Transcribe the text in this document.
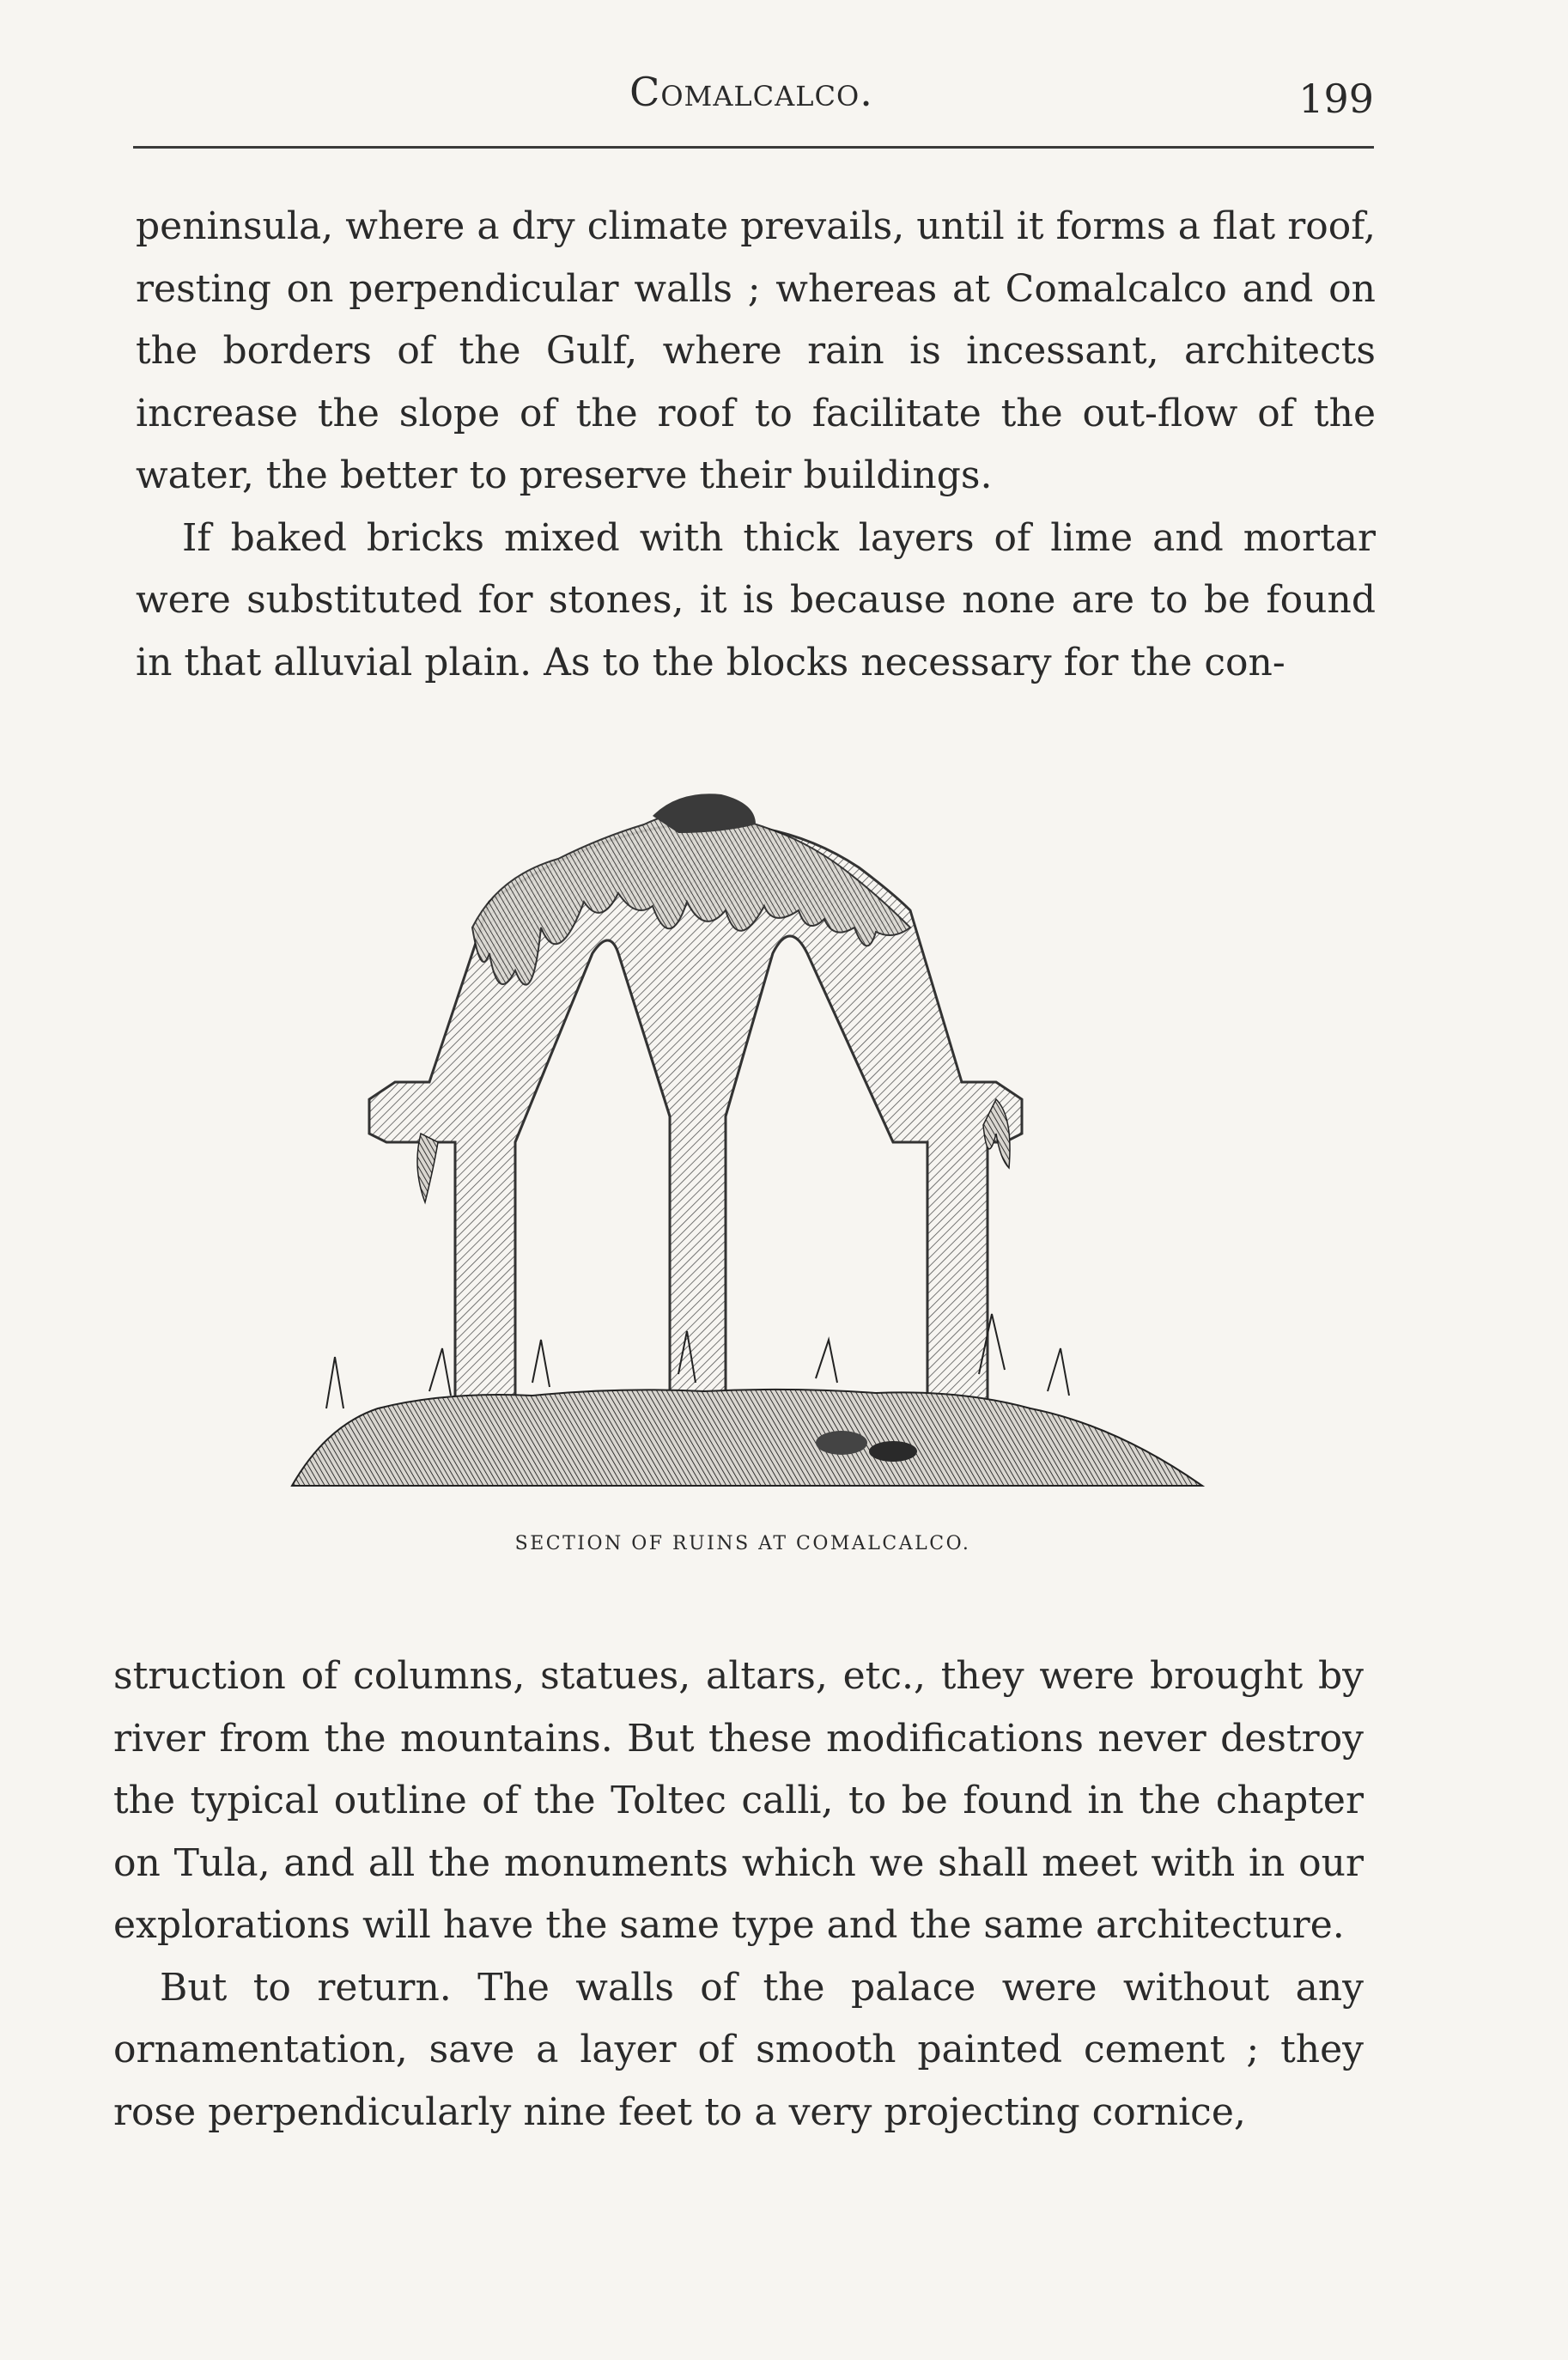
Comalcalco.	199

peninsula, where a dry climate prevails, until it forms a flat roof, resting on perpendicular walls ; whereas at Comalcalco and on the borders of the Gulf, where rain is incessant, architects increase the slope of the roof to facilitate the out-flow of the water, the better to preserve their buildings.

If baked bricks mixed with thick layers of lime and mortar were substituted for stones, it is because none are to be found in that alluvial plain. As to the blocks necessary for the con-

SECTION OF RUINS AT COMALCALCO.

struction of columns, statues, altars, etc., they were brought by river from the mountains. But these modifications never destroy the typical outline of the Toltec calli, to be found in the chapter on Tula, and all the monuments which we shall meet with in our explorations will have the same type and the same architecture.

But to return. The walls of the palace were without any ornamentation, save a layer of smooth painted cement ; they rose perpendicularly nine feet to a very projecting cornice,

____

## Problem description:
Identify the lines above with the word "were". Copy them.

## Answer for the task:
If baked bricks mixed with thick layers of lime and mortar were substituted for stones, it is because none are to be found in that alluvial plain. As to the blocks necessary for the con-
struction of columns, statues, altars, etc., they were brought by river from the mountains. But these modifications never destroy the typical outline of the Toltec calli, to be found in the chapter on Tula, and all the monuments which we shall meet with in our explorations will have the same type and the same architecture.
But to return. The walls of the palace were without any ornamentation, save a layer of smooth painted cement ; they rose perpendicularly nine feet to a very projecting cornice,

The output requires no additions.